Data for the task.
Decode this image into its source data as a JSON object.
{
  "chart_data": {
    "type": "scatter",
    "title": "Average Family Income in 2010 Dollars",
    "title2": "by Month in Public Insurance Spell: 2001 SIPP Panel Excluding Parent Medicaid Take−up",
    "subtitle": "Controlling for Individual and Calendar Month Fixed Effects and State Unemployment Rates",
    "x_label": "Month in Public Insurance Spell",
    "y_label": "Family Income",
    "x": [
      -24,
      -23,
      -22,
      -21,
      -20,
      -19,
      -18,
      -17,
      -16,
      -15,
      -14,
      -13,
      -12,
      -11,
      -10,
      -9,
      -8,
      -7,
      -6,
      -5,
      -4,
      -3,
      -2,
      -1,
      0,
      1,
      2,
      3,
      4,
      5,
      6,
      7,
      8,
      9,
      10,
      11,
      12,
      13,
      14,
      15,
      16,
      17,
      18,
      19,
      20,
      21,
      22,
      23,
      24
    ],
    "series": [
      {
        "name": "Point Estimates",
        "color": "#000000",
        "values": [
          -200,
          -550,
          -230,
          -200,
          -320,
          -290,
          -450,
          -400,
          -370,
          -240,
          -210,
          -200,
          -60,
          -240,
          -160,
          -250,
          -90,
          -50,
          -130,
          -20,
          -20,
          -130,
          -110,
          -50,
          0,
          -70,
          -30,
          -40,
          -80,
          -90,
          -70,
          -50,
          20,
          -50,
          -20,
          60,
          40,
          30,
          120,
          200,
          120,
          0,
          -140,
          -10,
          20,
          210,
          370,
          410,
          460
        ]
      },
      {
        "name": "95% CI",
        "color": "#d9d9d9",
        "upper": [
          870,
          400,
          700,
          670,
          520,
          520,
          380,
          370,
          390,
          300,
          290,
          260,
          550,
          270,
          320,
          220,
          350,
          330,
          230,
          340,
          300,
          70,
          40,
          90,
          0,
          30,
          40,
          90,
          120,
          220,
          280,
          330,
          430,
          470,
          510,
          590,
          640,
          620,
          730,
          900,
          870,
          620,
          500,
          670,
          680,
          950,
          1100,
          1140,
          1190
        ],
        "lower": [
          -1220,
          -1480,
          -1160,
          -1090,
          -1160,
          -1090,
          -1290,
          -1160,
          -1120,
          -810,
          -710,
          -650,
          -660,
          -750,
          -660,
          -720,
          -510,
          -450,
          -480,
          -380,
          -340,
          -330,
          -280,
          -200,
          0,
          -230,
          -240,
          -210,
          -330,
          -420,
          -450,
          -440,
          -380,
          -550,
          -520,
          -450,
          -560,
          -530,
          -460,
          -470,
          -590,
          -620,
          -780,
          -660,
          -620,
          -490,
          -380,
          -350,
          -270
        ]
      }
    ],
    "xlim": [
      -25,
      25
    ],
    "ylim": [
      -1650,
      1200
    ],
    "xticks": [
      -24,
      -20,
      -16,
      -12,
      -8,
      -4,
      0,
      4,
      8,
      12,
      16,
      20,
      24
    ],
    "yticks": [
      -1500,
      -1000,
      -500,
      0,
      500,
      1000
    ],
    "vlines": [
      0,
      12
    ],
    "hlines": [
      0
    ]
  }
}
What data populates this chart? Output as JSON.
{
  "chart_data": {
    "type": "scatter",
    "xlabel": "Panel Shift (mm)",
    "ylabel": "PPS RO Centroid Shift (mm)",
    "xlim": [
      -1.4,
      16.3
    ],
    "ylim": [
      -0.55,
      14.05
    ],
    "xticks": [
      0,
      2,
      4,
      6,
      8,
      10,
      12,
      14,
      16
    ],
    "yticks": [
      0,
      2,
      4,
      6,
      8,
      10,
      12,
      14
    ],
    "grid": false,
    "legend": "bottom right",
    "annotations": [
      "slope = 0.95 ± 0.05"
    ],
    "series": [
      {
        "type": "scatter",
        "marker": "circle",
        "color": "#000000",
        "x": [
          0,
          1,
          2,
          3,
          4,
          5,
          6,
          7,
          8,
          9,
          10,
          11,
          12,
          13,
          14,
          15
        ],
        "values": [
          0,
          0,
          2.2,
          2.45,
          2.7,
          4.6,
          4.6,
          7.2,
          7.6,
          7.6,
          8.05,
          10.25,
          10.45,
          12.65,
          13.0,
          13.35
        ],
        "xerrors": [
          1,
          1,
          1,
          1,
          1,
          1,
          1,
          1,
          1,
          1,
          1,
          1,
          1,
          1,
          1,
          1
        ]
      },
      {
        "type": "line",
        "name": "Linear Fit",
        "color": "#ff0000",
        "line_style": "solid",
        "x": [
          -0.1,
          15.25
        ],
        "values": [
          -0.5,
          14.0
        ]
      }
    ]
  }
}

Your goal. Extract every entry above as it appears.

Solution for this task.
Decode this image into its source data as a JSON object.
{
  "chart_data": {
    "type": "scatter",
    "title": "Average Family Income in 2010 Dollars",
    "title2": "by Month in Public Insurance Spell: 2001 SIPP Panel Excluding Parent Medicaid Take−up",
    "subtitle": "Controlling for Individual and Calendar Month Fixed Effects and State Unemployment Rates",
    "x_label": "Month in Public Insurance Spell",
    "y_label": "Family Income",
    "x": [
      -24,
      -23,
      -22,
      -21,
      -20,
      -19,
      -18,
      -17,
      -16,
      -15,
      -14,
      -13,
      -12,
      -11,
      -10,
      -9,
      -8,
      -7,
      -6,
      -5,
      -4,
      -3,
      -2,
      -1,
      0,
      1,
      2,
      3,
      4,
      5,
      6,
      7,
      8,
      9,
      10,
      11,
      12,
      13,
      14,
      15,
      16,
      17,
      18,
      19,
      20,
      21,
      22,
      23,
      24
    ],
    "series": [
      {
        "name": "Point Estimates",
        "color": "#000000",
        "values": [
          -200,
          -550,
          -230,
          -200,
          -320,
          -290,
          -450,
          -400,
          -370,
          -240,
          -210,
          -200,
          -60,
          -240,
          -160,
          -250,
          -90,
          -50,
          -130,
          -20,
          -20,
          -130,
          -110,
          -50,
          0,
          -70,
          -30,
          -40,
          -80,
          -90,
          -70,
          -50,
          20,
          -50,
          -20,
          60,
          40,
          30,
          120,
          200,
          120,
          0,
          -140,
          -10,
          20,
          210,
          370,
          410,
          460
        ]
      },
      {
        "name": "95% CI",
        "color": "#d9d9d9",
        "upper": [
          870,
          400,
          700,
          670,
          520,
          520,
          380,
          370,
          390,
          300,
          290,
          260,
          550,
          270,
          320,
          220,
          350,
          330,
          230,
          340,
          300,
          70,
          40,
          90,
          0,
          30,
          40,
          90,
          120,
          220,
          280,
          330,
          430,
          470,
          510,
          590,
          640,
          620,
          730,
          900,
          870,
          620,
          500,
          670,
          680,
          950,
          1100,
          1140,
          1190
        ],
        "lower": [
          -1220,
          -1480,
          -1160,
          -1090,
          -1160,
          -1090,
          -1290,
          -1160,
          -1120,
          -810,
          -710,
          -650,
          -660,
          -750,
          -660,
          -720,
          -510,
          -450,
          -480,
          -380,
          -340,
          -330,
          -280,
          -200,
          0,
          -230,
          -240,
          -210,
          -330,
          -420,
          -450,
          -440,
          -380,
          -550,
          -520,
          -450,
          -560,
          -530,
          -460,
          -470,
          -590,
          -620,
          -780,
          -660,
          -620,
          -490,
          -380,
          -350,
          -270
        ]
      }
    ],
    "xlim": [
      -25,
      25
    ],
    "ylim": [
      -1650,
      1200
    ],
    "xticks": [
      -24,
      -20,
      -16,
      -12,
      -8,
      -4,
      0,
      4,
      8,
      12,
      16,
      20,
      24
    ],
    "yticks": [
      -1500,
      -1000,
      -500,
      0,
      500,
      1000
    ],
    "vlines": [
      0,
      12
    ],
    "hlines": [
      0
    ]
  }
}
What data populates this chart? Output as JSON.
{
  "chart_data": {
    "type": "scatter",
    "xlabel": "Panel Shift (mm)",
    "ylabel": "PPS RO Centroid Shift (mm)",
    "xlim": [
      -1.4,
      16.3
    ],
    "ylim": [
      -0.55,
      14.05
    ],
    "xticks": [
      0,
      2,
      4,
      6,
      8,
      10,
      12,
      14,
      16
    ],
    "yticks": [
      0,
      2,
      4,
      6,
      8,
      10,
      12,
      14
    ],
    "grid": false,
    "legend": "bottom right",
    "annotations": [
      "slope = 0.95 ± 0.05"
    ],
    "series": [
      {
        "type": "scatter",
        "marker": "circle",
        "color": "#000000",
        "x": [
          0,
          1,
          2,
          3,
          4,
          5,
          6,
          7,
          8,
          9,
          10,
          11,
          12,
          13,
          14,
          15
        ],
        "values": [
          0,
          0,
          2.2,
          2.45,
          2.7,
          4.6,
          4.6,
          7.2,
          7.6,
          7.6,
          8.05,
          10.25,
          10.45,
          12.65,
          13.0,
          13.35
        ],
        "xerrors": [
          1,
          1,
          1,
          1,
          1,
          1,
          1,
          1,
          1,
          1,
          1,
          1,
          1,
          1,
          1,
          1
        ]
      },
      {
        "type": "line",
        "name": "Linear Fit",
        "color": "#ff0000",
        "line_style": "solid",
        "x": [
          -0.1,
          15.25
        ],
        "values": [
          -0.5,
          14.0
        ]
      }
    ]
  }
}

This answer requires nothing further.